▶ _GIVEN EXERCISE_
Read through the entries below and return each line with the word "text".

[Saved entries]
-.-.-

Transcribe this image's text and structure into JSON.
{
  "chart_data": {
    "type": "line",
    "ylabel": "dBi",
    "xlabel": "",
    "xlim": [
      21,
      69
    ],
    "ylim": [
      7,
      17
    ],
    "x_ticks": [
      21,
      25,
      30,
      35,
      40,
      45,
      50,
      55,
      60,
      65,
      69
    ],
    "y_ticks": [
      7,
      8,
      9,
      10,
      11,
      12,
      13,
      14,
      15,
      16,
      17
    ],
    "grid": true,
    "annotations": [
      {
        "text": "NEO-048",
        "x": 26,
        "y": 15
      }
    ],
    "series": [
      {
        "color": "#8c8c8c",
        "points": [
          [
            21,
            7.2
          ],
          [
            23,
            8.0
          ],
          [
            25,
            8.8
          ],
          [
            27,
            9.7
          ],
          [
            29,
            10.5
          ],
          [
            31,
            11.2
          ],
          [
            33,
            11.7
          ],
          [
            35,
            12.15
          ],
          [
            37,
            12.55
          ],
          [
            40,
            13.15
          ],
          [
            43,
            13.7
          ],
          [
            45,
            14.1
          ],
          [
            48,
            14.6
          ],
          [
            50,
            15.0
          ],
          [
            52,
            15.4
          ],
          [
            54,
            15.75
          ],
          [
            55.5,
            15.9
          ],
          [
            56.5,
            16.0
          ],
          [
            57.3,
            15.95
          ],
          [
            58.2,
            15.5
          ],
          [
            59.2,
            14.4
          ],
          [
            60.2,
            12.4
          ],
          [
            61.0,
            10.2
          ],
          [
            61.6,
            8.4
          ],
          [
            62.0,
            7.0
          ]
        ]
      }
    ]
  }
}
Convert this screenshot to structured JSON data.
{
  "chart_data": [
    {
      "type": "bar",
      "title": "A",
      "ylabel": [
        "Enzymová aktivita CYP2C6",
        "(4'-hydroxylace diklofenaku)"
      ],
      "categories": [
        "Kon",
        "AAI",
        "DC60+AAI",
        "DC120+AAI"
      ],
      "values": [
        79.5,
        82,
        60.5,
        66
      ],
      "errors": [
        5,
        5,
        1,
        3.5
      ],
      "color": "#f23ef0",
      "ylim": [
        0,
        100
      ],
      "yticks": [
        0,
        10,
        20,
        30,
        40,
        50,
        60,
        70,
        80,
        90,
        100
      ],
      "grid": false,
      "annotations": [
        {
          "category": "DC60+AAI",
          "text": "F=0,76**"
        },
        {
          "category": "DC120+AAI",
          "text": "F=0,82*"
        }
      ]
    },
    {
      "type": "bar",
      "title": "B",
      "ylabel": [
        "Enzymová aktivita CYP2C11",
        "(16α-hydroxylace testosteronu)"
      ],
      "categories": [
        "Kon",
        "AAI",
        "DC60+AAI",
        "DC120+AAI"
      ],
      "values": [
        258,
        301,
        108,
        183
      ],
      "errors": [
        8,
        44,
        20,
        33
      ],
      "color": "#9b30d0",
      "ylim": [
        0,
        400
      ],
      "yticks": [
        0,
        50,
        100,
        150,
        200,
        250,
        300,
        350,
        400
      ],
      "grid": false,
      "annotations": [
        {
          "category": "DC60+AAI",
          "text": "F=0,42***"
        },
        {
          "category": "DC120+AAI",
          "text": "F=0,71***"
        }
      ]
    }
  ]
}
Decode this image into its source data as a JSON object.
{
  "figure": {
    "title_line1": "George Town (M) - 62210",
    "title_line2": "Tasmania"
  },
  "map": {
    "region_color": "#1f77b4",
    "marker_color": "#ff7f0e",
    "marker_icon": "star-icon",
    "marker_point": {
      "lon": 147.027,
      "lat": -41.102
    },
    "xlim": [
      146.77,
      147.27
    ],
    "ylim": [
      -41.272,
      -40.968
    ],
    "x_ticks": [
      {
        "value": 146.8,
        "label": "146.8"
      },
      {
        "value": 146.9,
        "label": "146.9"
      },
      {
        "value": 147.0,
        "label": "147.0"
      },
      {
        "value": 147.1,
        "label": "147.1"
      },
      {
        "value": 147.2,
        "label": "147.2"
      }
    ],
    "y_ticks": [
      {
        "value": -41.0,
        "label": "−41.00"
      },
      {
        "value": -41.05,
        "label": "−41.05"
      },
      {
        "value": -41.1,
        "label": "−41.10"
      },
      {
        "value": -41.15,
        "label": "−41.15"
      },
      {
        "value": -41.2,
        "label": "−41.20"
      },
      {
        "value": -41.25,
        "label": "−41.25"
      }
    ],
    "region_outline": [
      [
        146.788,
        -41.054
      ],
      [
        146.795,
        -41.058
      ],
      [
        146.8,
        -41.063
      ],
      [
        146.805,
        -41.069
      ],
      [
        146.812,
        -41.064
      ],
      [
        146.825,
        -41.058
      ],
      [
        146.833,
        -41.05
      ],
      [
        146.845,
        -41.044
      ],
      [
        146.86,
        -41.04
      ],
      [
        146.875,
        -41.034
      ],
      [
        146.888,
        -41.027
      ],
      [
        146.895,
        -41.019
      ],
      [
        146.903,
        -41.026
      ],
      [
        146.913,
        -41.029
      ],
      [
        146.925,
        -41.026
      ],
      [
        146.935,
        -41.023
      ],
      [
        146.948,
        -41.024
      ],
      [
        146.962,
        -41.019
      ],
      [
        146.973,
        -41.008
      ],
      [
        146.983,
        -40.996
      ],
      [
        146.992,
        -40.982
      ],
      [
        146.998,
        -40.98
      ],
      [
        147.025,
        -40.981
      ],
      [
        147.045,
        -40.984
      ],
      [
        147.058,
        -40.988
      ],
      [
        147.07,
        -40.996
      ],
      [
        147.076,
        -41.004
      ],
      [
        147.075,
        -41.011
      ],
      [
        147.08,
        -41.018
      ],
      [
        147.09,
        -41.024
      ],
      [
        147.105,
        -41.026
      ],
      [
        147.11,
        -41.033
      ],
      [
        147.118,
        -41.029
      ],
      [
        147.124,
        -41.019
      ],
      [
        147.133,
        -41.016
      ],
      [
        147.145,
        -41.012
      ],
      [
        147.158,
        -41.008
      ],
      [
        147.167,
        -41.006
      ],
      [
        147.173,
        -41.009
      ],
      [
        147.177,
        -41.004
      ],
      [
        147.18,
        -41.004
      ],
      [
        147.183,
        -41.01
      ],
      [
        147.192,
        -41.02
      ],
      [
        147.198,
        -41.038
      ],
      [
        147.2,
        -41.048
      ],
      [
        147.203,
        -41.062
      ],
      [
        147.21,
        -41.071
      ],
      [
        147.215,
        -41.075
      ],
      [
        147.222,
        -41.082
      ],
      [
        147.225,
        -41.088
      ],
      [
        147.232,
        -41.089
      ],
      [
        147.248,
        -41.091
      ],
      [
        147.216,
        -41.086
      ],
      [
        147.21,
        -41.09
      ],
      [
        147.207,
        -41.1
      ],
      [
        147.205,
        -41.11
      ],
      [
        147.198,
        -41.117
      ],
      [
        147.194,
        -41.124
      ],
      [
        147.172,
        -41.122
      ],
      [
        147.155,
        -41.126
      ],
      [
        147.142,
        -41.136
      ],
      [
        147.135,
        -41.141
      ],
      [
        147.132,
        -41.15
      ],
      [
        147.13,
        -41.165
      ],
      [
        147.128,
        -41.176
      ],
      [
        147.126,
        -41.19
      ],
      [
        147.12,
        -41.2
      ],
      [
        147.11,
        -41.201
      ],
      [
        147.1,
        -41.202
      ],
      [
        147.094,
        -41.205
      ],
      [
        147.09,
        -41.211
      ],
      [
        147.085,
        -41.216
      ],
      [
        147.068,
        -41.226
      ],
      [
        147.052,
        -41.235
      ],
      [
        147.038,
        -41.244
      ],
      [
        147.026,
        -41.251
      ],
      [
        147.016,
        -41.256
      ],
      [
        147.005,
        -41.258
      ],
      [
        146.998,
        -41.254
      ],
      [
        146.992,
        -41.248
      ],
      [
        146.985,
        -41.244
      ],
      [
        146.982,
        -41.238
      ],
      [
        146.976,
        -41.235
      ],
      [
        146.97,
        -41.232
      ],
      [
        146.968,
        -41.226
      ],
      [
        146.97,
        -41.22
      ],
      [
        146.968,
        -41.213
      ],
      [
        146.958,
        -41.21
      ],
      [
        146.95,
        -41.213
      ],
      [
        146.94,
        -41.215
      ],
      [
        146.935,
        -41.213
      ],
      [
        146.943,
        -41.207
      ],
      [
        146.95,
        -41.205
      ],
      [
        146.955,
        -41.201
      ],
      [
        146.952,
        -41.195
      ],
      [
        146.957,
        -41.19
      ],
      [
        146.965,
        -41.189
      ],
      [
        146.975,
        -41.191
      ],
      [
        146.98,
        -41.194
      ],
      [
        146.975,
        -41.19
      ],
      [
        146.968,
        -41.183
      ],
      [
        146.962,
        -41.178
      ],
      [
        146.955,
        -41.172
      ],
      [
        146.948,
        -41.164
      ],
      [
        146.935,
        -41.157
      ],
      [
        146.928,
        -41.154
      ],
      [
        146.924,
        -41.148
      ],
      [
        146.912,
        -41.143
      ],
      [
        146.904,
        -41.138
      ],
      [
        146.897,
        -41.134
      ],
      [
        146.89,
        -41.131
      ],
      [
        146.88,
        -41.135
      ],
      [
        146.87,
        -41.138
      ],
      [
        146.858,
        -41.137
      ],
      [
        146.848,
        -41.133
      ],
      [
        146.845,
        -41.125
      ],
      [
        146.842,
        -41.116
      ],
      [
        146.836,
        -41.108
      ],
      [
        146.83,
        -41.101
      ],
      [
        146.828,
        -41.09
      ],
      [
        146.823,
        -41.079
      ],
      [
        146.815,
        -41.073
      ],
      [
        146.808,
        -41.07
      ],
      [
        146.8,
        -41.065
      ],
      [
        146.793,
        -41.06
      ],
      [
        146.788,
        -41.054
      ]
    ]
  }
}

-.-.-

▶ _CORRECT RESPONSE_
Transcribe this image's text and structure into JSON.
        "text": "NEO-048",
          "text": "F=0,76**"
          "text": "F=0,82*"
          "text": "F=0,42***"
          "text": "F=0,71***"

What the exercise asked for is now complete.